***** Input data *****

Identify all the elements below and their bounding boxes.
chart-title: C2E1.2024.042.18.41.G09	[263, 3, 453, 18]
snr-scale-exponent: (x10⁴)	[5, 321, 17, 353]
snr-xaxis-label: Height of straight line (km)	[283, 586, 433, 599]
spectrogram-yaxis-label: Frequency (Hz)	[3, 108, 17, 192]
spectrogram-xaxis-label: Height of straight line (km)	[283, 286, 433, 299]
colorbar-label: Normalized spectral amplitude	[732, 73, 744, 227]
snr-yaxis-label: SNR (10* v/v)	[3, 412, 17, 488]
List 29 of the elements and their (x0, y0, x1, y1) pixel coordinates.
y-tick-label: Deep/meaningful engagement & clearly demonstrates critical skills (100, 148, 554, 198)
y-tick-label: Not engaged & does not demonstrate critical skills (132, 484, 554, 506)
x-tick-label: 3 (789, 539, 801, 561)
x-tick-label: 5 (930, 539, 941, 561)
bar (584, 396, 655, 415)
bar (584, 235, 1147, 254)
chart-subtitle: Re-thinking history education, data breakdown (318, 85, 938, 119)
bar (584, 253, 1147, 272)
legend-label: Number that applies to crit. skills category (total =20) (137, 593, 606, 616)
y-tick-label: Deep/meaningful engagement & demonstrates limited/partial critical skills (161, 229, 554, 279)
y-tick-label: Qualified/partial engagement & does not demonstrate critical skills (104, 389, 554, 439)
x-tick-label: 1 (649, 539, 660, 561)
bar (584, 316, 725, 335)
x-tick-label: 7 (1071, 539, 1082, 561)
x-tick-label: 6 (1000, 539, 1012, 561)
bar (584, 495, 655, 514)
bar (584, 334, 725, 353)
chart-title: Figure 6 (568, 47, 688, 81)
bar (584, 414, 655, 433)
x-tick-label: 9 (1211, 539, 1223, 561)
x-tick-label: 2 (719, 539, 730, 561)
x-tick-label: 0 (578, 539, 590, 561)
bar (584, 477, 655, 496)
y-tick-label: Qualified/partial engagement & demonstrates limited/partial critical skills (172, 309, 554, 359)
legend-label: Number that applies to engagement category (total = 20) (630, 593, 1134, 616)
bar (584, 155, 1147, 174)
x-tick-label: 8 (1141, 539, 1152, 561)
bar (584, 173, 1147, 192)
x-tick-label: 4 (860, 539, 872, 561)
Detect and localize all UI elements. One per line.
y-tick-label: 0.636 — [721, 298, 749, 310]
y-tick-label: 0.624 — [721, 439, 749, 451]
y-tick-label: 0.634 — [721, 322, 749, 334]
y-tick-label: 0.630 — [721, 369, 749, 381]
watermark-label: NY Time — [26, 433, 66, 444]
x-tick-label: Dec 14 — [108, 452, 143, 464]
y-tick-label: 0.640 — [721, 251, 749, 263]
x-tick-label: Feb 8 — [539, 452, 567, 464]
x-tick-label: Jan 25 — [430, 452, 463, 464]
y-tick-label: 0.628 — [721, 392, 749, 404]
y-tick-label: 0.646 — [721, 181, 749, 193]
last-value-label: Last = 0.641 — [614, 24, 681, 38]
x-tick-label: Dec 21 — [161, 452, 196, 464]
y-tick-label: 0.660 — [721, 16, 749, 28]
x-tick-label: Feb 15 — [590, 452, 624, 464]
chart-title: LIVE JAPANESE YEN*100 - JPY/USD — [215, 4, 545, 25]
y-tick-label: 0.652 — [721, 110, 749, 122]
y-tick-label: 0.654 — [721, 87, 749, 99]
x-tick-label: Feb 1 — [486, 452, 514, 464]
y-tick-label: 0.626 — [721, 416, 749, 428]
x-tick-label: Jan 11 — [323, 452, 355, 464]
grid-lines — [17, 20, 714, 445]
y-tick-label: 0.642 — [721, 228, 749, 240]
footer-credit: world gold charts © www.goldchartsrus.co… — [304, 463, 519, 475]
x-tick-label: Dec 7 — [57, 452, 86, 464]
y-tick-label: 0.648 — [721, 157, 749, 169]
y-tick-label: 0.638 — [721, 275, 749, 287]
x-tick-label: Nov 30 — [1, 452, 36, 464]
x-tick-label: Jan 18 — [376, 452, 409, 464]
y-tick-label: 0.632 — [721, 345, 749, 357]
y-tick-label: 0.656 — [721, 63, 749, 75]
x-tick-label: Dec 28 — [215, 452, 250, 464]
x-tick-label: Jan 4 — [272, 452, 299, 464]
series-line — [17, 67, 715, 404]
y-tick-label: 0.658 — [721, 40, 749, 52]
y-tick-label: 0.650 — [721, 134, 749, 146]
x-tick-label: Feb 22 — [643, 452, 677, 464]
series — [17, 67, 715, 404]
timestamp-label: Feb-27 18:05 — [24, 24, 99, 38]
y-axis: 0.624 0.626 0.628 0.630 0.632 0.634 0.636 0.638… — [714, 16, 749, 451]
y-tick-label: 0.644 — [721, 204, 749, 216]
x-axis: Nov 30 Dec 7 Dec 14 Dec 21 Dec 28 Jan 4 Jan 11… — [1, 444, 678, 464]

*****
***** Input data *****

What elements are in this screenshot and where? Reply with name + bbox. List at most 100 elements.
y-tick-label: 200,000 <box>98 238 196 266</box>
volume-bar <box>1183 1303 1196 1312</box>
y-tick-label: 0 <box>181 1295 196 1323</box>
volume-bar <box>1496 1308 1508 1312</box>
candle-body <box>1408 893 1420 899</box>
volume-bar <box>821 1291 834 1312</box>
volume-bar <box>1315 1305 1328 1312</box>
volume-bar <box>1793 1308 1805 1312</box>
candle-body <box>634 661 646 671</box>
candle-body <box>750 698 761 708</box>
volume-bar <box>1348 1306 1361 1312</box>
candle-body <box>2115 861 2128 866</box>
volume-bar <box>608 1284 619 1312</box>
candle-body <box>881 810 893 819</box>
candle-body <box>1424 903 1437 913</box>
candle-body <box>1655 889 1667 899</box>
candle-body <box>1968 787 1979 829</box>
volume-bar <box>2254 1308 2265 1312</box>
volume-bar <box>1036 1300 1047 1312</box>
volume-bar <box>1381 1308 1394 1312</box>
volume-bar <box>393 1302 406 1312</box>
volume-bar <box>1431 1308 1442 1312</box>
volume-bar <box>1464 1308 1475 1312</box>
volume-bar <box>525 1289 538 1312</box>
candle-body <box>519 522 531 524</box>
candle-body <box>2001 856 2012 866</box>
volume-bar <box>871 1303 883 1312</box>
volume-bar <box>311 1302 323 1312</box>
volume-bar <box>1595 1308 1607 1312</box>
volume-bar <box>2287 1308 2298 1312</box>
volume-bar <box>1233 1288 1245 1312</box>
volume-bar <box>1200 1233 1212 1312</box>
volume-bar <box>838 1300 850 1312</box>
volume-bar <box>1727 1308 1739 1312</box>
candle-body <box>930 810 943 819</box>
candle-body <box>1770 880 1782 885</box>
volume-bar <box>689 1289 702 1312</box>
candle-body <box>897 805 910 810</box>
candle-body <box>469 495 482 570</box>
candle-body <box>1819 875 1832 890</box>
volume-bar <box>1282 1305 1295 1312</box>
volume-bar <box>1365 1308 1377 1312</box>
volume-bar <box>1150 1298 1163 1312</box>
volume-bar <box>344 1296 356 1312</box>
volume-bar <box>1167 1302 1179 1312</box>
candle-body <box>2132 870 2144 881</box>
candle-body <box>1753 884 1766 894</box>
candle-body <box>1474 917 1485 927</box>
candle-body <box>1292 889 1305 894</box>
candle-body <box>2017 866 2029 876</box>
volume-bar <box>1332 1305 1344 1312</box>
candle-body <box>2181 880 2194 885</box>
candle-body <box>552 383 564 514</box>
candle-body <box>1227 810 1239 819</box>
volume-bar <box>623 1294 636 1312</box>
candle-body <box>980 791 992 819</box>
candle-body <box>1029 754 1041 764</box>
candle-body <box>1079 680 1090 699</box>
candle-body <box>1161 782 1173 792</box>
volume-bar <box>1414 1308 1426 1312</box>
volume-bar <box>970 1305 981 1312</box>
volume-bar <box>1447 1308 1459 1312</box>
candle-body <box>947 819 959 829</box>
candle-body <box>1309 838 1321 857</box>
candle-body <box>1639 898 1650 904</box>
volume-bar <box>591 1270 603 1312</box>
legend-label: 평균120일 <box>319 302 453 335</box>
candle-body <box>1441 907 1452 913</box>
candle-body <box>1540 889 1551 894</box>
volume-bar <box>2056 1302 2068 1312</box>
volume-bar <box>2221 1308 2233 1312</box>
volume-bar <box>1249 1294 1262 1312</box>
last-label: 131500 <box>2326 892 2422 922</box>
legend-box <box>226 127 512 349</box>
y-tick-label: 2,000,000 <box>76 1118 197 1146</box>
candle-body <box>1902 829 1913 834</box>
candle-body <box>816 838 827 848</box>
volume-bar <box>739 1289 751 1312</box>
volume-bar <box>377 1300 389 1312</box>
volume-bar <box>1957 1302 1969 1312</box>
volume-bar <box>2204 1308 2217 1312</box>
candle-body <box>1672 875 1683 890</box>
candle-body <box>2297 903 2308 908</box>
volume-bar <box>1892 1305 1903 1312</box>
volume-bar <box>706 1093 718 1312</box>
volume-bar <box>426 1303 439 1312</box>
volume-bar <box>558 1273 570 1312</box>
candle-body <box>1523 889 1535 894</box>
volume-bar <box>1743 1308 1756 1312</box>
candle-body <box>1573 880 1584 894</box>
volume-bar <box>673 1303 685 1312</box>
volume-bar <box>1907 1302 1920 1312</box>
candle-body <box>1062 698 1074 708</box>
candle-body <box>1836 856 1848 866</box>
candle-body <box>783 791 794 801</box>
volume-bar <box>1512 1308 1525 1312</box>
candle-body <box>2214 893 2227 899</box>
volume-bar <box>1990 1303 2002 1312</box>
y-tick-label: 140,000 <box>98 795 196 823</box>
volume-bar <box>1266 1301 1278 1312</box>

*****

• Written task:
Locate each line of the material that contains the string "limited" and copy those lines in full. Case is significant.

• Completed exercise:
y-tick-label: Deep/meaningful engagement & demonstrates limited/partial critical skills (161, 229, 554, 279)
y-tick-label: Qualified/partial engagement & demonstrates limited/partial critical skills (172, 309, 554, 359)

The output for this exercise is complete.